■ **Stated goal**:
Using the listing below, extract each line that has the word "this" in it.

■ **Data shown**:

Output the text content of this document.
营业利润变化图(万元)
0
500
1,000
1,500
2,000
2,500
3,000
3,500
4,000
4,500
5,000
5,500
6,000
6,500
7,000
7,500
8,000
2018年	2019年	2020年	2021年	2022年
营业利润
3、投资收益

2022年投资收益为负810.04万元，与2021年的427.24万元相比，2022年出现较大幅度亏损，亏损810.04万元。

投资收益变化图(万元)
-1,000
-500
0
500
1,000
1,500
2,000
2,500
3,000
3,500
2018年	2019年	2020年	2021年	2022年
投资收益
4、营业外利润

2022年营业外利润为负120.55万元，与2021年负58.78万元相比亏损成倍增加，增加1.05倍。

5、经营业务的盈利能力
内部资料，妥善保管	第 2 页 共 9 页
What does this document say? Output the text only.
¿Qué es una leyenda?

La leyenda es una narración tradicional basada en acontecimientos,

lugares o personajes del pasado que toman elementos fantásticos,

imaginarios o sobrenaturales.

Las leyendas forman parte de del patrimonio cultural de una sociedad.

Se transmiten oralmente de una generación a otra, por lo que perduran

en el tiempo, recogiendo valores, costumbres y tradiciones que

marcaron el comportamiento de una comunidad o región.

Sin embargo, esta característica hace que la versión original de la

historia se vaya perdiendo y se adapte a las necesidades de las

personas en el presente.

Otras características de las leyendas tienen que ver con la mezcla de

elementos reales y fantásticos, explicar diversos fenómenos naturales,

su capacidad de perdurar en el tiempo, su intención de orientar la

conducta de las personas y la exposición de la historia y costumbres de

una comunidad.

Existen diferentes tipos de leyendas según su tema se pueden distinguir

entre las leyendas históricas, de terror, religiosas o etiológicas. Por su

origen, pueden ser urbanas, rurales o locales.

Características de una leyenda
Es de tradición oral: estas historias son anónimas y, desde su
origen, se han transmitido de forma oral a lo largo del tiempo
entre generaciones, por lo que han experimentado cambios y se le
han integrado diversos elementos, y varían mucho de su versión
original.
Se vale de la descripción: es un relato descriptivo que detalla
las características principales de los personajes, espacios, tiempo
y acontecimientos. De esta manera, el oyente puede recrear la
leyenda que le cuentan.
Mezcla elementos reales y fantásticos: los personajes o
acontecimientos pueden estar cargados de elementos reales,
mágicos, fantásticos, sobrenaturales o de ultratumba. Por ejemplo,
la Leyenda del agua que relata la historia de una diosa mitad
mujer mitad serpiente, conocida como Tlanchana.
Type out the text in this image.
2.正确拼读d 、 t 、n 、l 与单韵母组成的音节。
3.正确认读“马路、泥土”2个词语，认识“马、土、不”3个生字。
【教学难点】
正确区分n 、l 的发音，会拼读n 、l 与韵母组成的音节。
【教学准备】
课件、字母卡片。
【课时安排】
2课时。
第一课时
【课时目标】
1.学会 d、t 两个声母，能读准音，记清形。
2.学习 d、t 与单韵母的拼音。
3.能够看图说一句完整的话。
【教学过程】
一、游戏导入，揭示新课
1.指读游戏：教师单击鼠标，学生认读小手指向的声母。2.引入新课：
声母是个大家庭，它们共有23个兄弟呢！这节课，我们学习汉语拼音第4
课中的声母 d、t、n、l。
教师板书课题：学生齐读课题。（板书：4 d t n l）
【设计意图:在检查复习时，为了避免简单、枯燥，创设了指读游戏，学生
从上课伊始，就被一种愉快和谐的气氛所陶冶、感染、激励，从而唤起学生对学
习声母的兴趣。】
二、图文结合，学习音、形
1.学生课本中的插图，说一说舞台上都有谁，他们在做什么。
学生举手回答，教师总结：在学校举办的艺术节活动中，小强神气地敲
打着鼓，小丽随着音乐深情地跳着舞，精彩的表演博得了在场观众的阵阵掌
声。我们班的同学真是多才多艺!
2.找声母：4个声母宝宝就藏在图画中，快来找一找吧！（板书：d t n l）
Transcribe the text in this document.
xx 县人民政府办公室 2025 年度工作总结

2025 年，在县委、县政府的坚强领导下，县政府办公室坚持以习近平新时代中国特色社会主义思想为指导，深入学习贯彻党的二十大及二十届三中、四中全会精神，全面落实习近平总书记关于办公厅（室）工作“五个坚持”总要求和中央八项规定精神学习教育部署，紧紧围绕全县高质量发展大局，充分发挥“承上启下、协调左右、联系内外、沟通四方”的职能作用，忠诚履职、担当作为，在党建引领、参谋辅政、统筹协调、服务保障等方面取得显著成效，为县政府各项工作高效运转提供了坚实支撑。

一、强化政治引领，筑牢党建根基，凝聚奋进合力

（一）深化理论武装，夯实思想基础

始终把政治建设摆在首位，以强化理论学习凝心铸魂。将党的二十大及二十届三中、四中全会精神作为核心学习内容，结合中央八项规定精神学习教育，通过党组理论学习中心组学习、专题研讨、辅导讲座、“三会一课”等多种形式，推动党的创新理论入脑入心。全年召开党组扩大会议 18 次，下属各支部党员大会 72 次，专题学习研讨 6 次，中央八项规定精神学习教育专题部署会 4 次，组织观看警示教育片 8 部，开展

■ **Exercise solution**:
Output the text content of this document.
What does this document say? Output the text only.
Type out the text in this image.
Transcribe the text in this document.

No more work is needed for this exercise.